* **Objective**:
Copy, from the entries below, each line in which the string "oral" appears.
·····
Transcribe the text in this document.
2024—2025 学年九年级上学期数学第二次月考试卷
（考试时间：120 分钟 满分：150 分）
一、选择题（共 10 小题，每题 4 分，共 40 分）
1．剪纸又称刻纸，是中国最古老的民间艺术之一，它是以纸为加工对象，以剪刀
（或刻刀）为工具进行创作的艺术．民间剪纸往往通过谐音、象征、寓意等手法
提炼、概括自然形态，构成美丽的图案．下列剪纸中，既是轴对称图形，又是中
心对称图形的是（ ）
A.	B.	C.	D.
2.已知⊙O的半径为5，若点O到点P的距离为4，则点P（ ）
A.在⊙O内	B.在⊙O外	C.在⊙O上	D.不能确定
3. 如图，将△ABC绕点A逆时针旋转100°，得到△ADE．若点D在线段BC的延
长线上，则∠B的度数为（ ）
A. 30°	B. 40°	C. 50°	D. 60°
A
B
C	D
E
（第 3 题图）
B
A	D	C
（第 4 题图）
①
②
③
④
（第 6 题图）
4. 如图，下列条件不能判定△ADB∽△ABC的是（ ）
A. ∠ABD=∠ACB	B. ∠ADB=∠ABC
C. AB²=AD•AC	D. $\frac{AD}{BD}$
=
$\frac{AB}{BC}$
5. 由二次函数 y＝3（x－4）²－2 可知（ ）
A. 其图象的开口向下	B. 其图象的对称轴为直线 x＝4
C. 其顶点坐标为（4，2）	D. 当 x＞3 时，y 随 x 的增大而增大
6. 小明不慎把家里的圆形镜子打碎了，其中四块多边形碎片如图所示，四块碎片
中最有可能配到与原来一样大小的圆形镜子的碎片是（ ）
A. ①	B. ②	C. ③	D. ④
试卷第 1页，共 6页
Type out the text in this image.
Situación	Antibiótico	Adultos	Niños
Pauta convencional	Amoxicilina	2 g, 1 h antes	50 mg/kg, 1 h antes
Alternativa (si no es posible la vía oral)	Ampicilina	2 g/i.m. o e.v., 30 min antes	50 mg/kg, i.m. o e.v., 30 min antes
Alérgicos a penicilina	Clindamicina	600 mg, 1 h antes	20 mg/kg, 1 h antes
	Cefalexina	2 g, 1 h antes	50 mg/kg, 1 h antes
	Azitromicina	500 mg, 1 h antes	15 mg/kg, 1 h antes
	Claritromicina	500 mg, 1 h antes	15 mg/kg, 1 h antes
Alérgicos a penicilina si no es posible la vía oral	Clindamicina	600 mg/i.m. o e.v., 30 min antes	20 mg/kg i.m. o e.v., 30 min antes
·····
* **Expected output**:
Alternativa (si no es posible la vía oral)	Ampicilina	2 g/i.m. o e.v., 30 min antes	50 mg/kg, i.m. o e.v., 30 min antes
Alérgicos a penicilina si no es posible la vía oral	Clindamicina	600 mg/i.m. o e.v., 30 min antes	20 mg/kg i.m. o e.v., 30 min antes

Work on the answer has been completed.